- Exercise description -
Copy each record exactly as it reads, leaving out any pictures it holds.

Stored data:
>>>>

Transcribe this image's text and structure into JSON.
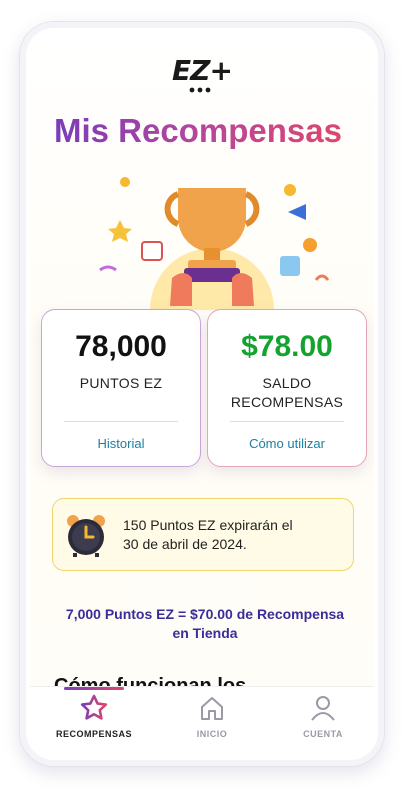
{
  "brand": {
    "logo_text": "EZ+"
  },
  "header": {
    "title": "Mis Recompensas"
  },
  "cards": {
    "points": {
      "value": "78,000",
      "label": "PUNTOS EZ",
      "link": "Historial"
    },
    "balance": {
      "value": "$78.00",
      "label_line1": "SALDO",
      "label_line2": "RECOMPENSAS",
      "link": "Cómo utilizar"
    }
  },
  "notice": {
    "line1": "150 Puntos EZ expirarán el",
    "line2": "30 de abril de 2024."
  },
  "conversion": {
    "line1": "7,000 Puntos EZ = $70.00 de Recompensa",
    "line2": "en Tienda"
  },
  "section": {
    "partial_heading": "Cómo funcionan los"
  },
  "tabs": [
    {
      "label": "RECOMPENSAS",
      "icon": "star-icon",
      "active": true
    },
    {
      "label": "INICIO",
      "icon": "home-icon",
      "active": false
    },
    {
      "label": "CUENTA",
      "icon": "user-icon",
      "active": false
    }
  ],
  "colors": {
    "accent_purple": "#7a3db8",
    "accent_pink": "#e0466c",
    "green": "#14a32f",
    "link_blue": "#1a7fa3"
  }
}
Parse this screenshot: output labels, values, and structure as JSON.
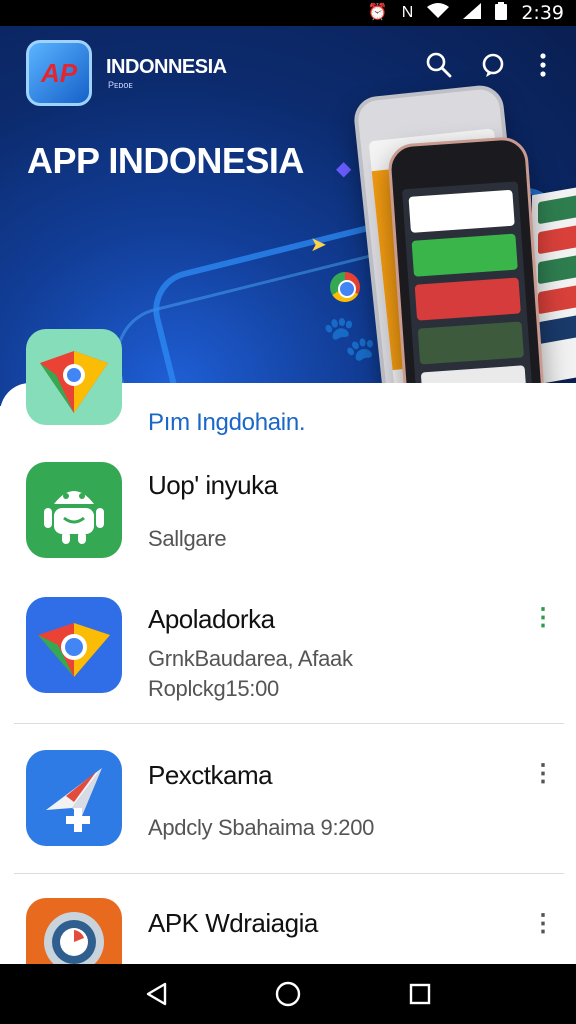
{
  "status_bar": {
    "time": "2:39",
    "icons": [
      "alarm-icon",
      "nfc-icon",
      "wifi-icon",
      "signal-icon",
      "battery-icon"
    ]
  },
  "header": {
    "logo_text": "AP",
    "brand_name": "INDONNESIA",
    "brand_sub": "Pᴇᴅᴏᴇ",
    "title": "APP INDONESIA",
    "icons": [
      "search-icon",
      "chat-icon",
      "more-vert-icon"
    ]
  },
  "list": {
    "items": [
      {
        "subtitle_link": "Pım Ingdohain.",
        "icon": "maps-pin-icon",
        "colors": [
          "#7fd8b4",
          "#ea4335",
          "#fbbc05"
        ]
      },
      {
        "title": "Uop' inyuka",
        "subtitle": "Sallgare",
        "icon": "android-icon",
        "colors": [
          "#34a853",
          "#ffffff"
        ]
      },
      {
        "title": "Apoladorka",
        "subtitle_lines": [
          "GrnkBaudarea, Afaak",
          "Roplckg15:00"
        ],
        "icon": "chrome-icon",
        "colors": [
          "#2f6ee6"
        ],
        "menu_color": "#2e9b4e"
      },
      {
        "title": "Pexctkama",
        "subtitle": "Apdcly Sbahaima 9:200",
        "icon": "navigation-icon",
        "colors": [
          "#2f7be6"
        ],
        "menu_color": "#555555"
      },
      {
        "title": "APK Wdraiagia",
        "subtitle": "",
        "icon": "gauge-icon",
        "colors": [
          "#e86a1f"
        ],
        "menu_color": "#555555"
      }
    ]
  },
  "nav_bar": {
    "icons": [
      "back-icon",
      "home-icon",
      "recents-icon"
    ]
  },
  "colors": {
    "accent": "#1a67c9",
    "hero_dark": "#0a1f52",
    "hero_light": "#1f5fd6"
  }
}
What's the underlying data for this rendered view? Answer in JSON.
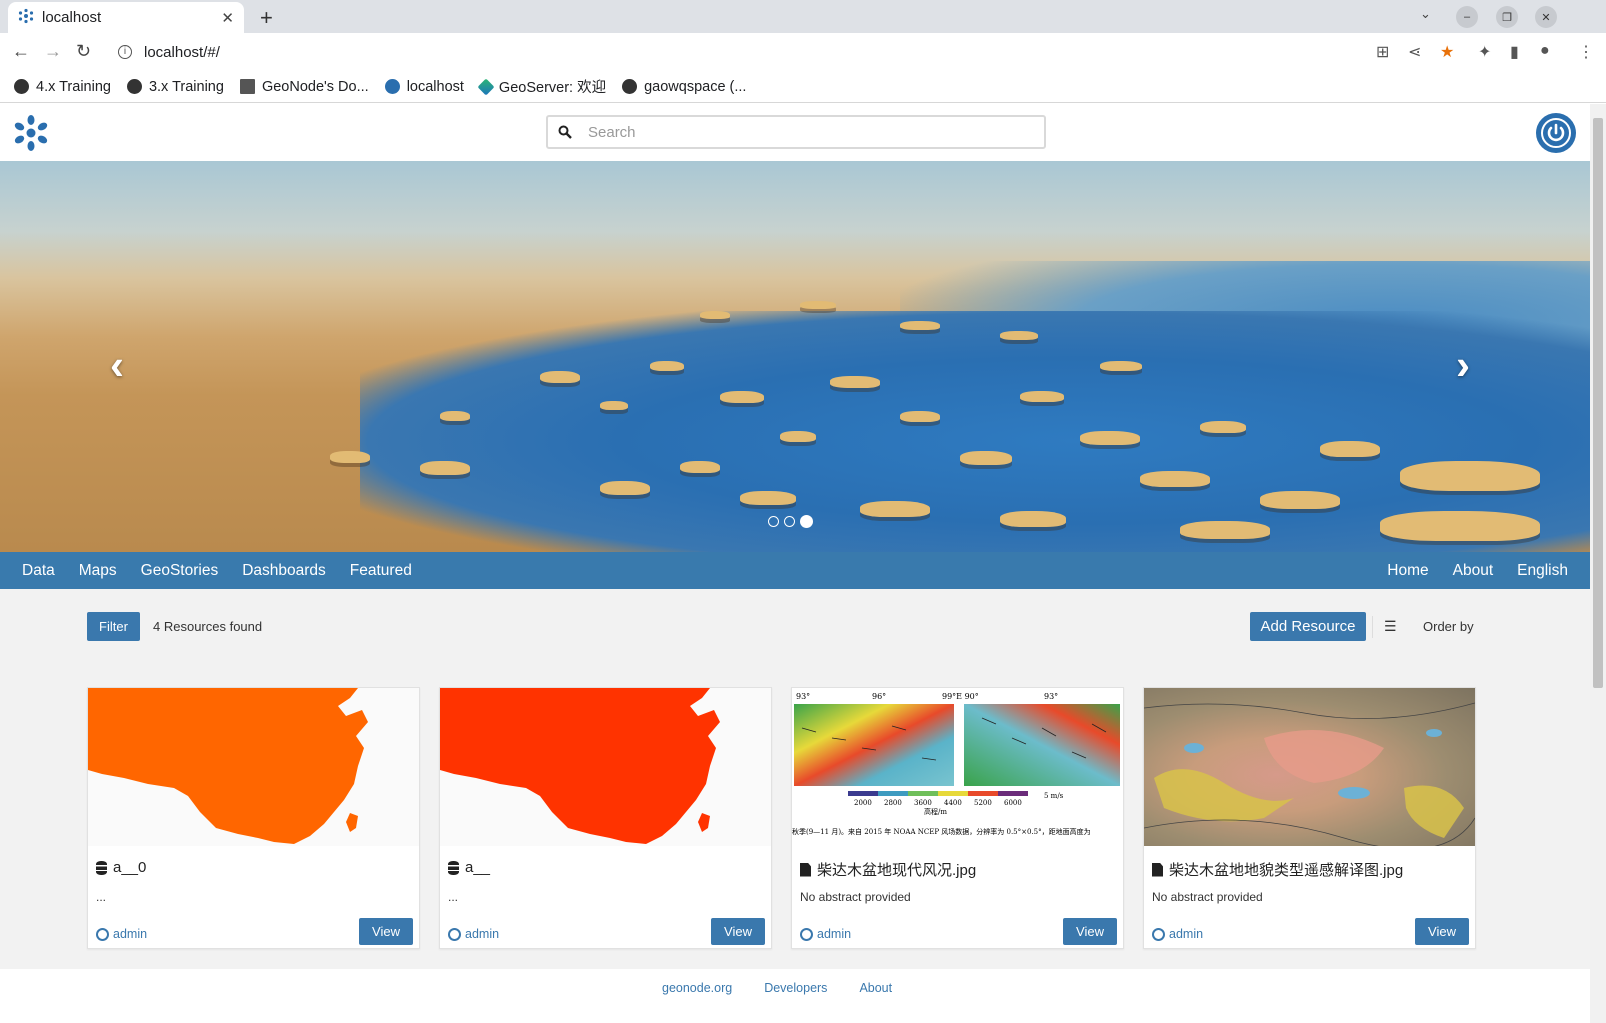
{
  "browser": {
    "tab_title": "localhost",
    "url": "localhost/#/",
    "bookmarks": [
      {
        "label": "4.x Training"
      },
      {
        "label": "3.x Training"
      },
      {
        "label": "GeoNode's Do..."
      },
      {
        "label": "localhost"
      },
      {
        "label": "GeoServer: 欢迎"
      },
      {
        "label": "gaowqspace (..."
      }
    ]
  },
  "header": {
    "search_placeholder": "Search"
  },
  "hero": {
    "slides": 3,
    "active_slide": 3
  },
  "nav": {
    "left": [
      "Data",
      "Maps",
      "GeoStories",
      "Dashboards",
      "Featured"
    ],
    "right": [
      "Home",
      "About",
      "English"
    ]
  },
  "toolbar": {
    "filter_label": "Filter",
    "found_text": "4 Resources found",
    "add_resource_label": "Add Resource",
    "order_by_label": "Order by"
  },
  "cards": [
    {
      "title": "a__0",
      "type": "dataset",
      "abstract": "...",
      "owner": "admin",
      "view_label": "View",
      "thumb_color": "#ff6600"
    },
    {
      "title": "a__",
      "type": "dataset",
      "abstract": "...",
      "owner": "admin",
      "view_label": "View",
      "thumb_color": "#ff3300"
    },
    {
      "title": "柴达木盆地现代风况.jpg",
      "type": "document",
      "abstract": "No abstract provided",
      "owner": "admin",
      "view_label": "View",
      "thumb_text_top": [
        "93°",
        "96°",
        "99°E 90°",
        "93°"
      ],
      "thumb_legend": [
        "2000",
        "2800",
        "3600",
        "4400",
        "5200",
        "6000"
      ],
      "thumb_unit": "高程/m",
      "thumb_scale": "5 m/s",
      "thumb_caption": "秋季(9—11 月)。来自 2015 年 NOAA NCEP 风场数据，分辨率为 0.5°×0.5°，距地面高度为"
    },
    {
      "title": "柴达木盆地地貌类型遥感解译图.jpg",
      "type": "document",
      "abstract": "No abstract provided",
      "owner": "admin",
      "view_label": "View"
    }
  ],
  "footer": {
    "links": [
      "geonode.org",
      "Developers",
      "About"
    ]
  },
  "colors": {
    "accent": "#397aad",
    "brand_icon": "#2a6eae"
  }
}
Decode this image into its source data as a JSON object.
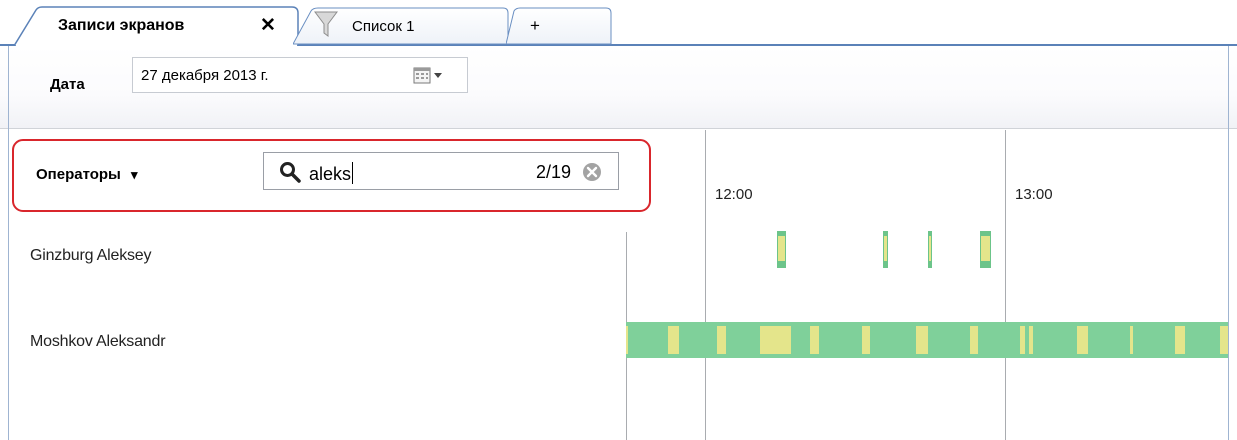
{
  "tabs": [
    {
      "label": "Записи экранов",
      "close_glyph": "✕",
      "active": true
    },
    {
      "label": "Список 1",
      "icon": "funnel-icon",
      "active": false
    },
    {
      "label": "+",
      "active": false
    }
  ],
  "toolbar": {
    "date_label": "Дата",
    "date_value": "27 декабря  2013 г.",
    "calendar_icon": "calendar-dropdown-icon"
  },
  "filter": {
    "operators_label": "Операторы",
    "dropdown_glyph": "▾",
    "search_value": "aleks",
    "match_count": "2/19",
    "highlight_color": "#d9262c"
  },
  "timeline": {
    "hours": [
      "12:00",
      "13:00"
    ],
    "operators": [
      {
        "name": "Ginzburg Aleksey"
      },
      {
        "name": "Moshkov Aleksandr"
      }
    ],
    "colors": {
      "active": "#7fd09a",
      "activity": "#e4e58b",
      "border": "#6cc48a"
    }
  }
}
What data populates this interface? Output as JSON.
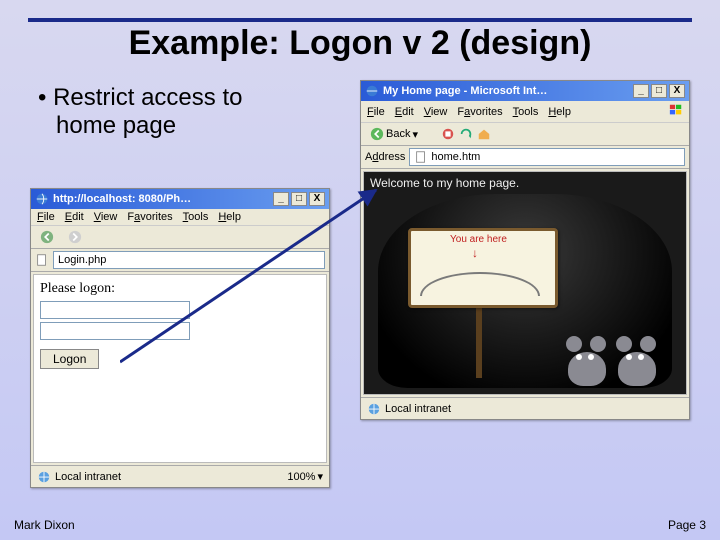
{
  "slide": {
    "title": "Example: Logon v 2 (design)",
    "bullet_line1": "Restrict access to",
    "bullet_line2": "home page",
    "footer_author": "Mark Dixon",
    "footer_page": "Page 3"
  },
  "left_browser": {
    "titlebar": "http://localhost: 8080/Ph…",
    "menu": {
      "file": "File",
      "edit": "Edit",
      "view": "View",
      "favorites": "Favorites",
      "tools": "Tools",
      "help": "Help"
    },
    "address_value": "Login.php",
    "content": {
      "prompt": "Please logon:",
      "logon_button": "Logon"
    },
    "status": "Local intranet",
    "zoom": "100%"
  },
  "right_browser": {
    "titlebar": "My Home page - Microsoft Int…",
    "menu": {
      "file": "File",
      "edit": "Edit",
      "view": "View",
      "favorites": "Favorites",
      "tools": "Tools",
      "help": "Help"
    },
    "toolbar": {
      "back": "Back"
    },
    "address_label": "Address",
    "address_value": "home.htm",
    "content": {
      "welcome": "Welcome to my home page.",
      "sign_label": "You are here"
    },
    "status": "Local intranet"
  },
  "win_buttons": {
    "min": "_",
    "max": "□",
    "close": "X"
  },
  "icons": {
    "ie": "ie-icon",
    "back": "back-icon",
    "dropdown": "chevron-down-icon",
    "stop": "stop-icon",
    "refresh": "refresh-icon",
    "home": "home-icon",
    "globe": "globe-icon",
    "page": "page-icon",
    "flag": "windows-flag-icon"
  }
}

<<<<

- Exercise response -
Transcribe this image's text and structure into JSON.
{
  "brand": {
    "logo_text": "EZ+"
  },
  "header": {
    "title": "Mis Recompensas"
  },
  "cards": {
    "points": {
      "value": "78,000",
      "label": "PUNTOS EZ",
      "link": "Historial"
    },
    "balance": {
      "value": "$78.00",
      "label_line1": "SALDO",
      "label_line2": "RECOMPENSAS",
      "link": "Cómo utilizar"
    }
  },
  "notice": {
    "line1": "150 Puntos EZ expirarán el",
    "line2": "30 de abril de 2024."
  },
  "conversion": {
    "line1": "7,000 Puntos EZ = $70.00 de Recompensa",
    "line2": "en Tienda"
  },
  "section": {
    "partial_heading": "Cómo funcionan los"
  },
  "tabs": [
    {
      "label": "RECOMPENSAS",
      "icon": "star-icon",
      "active": true
    },
    {
      "label": "INICIO",
      "icon": "home-icon",
      "active": false
    },
    {
      "label": "CUENTA",
      "icon": "user-icon",
      "active": false
    }
  ],
  "colors": {
    "accent_purple": "#7a3db8",
    "accent_pink": "#e0466c",
    "green": "#14a32f",
    "link_blue": "#1a7fa3"
  }
}
Parse this screenshot: output labels, values, and structure as JSON.
{
  "status_bar": {
    "time": "2:39",
    "icons": [
      "alarm-icon",
      "nfc-icon",
      "wifi-icon",
      "signal-icon",
      "battery-icon"
    ]
  },
  "header": {
    "logo_text": "AP",
    "brand_name": "INDONNESIA",
    "brand_sub": "Pᴇᴅᴏᴇ",
    "title": "APP INDONESIA",
    "icons": [
      "search-icon",
      "chat-icon",
      "more-vert-icon"
    ]
  },
  "list": {
    "items": [
      {
        "subtitle_link": "Pım Ingdohain.",
        "icon": "maps-pin-icon",
        "colors": [
          "#7fd8b4",
          "#ea4335",
          "#fbbc05"
        ]
      },
      {
        "title": "Uop' inyuka",
        "subtitle": "Sallgare",
        "icon": "android-icon",
        "colors": [
          "#34a853",
          "#ffffff"
        ]
      },
      {
        "title": "Apoladorka",
        "subtitle_lines": [
          "GrnkBaudarea, Afaak",
          "Roplckg15:00"
        ],
        "icon": "chrome-icon",
        "colors": [
          "#2f6ee6"
        ],
        "menu_color": "#2e9b4e"
      },
      {
        "title": "Pexctkama",
        "subtitle": "Apdcly Sbahaima 9:200",
        "icon": "navigation-icon",
        "colors": [
          "#2f7be6"
        ],
        "menu_color": "#555555"
      },
      {
        "title": "APK Wdraiagia",
        "subtitle": "",
        "icon": "gauge-icon",
        "colors": [
          "#e86a1f"
        ],
        "menu_color": "#555555"
      }
    ]
  },
  "nav_bar": {
    "icons": [
      "back-icon",
      "home-icon",
      "recents-icon"
    ]
  },
  "colors": {
    "accent": "#1a67c9",
    "hero_dark": "#0a1f52",
    "hero_light": "#1f5fd6"
  }
}
What's the underlying data for this rendered view? Answer in JSON.
{
  "browser": {
    "tab_title": "localhost",
    "url": "localhost/#/",
    "bookmarks": [
      {
        "label": "4.x Training"
      },
      {
        "label": "3.x Training"
      },
      {
        "label": "GeoNode's Do..."
      },
      {
        "label": "localhost"
      },
      {
        "label": "GeoServer: 欢迎"
      },
      {
        "label": "gaowqspace (..."
      }
    ]
  },
  "header": {
    "search_placeholder": "Search"
  },
  "hero": {
    "slides": 3,
    "active_slide": 3
  },
  "nav": {
    "left": [
      "Data",
      "Maps",
      "GeoStories",
      "Dashboards",
      "Featured"
    ],
    "right": [
      "Home",
      "About",
      "English"
    ]
  },
  "toolbar": {
    "filter_label": "Filter",
    "found_text": "4 Resources found",
    "add_resource_label": "Add Resource",
    "order_by_label": "Order by"
  },
  "cards": [
    {
      "title": "a__0",
      "type": "dataset",
      "abstract": "...",
      "owner": "admin",
      "view_label": "View",
      "thumb_color": "#ff6600"
    },
    {
      "title": "a__",
      "type": "dataset",
      "abstract": "...",
      "owner": "admin",
      "view_label": "View",
      "thumb_color": "#ff3300"
    },
    {
      "title": "柴达木盆地现代风况.jpg",
      "type": "document",
      "abstract": "No abstract provided",
      "owner": "admin",
      "view_label": "View",
      "thumb_text_top": [
        "93°",
        "96°",
        "99°E 90°",
        "93°"
      ],
      "thumb_legend": [
        "2000",
        "2800",
        "3600",
        "4400",
        "5200",
        "6000"
      ],
      "thumb_unit": "高程/m",
      "thumb_scale": "5 m/s",
      "thumb_caption": "秋季(9—11 月)。来自 2015 年 NOAA NCEP 风场数据，分辨率为 0.5°×0.5°，距地面高度为"
    },
    {
      "title": "柴达木盆地地貌类型遥感解译图.jpg",
      "type": "document",
      "abstract": "No abstract provided",
      "owner": "admin",
      "view_label": "View"
    }
  ],
  "footer": {
    "links": [
      "geonode.org",
      "Developers",
      "About"
    ]
  },
  "colors": {
    "accent": "#397aad",
    "brand_icon": "#2a6eae"
  }
}
Decode this image into its source data as a JSON object.
{
  "tabs": [
    {
      "label": "Записи экранов",
      "close_glyph": "✕",
      "active": true
    },
    {
      "label": "Список 1",
      "icon": "funnel-icon",
      "active": false
    },
    {
      "label": "+",
      "active": false
    }
  ],
  "toolbar": {
    "date_label": "Дата",
    "date_value": "27 декабря  2013 г.",
    "calendar_icon": "calendar-dropdown-icon"
  },
  "filter": {
    "operators_label": "Операторы",
    "dropdown_glyph": "▾",
    "search_value": "aleks",
    "match_count": "2/19",
    "highlight_color": "#d9262c"
  },
  "timeline": {
    "hours": [
      "12:00",
      "13:00"
    ],
    "operators": [
      {
        "name": "Ginzburg Aleksey"
      },
      {
        "name": "Moshkov Aleksandr"
      }
    ],
    "colors": {
      "active": "#7fd09a",
      "activity": "#e4e58b",
      "border": "#6cc48a"
    }
  }
}
What data populates this interface? Output as JSON.
{
  "slide": {
    "title": "Example: Logon v 2 (design)",
    "bullet_line1": "Restrict access to",
    "bullet_line2": "home page",
    "footer_author": "Mark Dixon",
    "footer_page": "Page 3"
  },
  "left_browser": {
    "titlebar": "http://localhost: 8080/Ph…",
    "menu": {
      "file": "File",
      "edit": "Edit",
      "view": "View",
      "favorites": "Favorites",
      "tools": "Tools",
      "help": "Help"
    },
    "address_value": "Login.php",
    "content": {
      "prompt": "Please logon:",
      "logon_button": "Logon"
    },
    "status": "Local intranet",
    "zoom": "100%"
  },
  "right_browser": {
    "titlebar": "My Home page - Microsoft Int…",
    "menu": {
      "file": "File",
      "edit": "Edit",
      "view": "View",
      "favorites": "Favorites",
      "tools": "Tools",
      "help": "Help"
    },
    "toolbar": {
      "back": "Back"
    },
    "address_label": "Address",
    "address_value": "home.htm",
    "content": {
      "welcome": "Welcome to my home page.",
      "sign_label": "You are here"
    },
    "status": "Local intranet"
  },
  "win_buttons": {
    "min": "_",
    "max": "□",
    "close": "X"
  },
  "icons": {
    "ie": "ie-icon",
    "back": "back-icon",
    "dropdown": "chevron-down-icon",
    "stop": "stop-icon",
    "refresh": "refresh-icon",
    "home": "home-icon",
    "globe": "globe-icon",
    "page": "page-icon",
    "flag": "windows-flag-icon"
  }
}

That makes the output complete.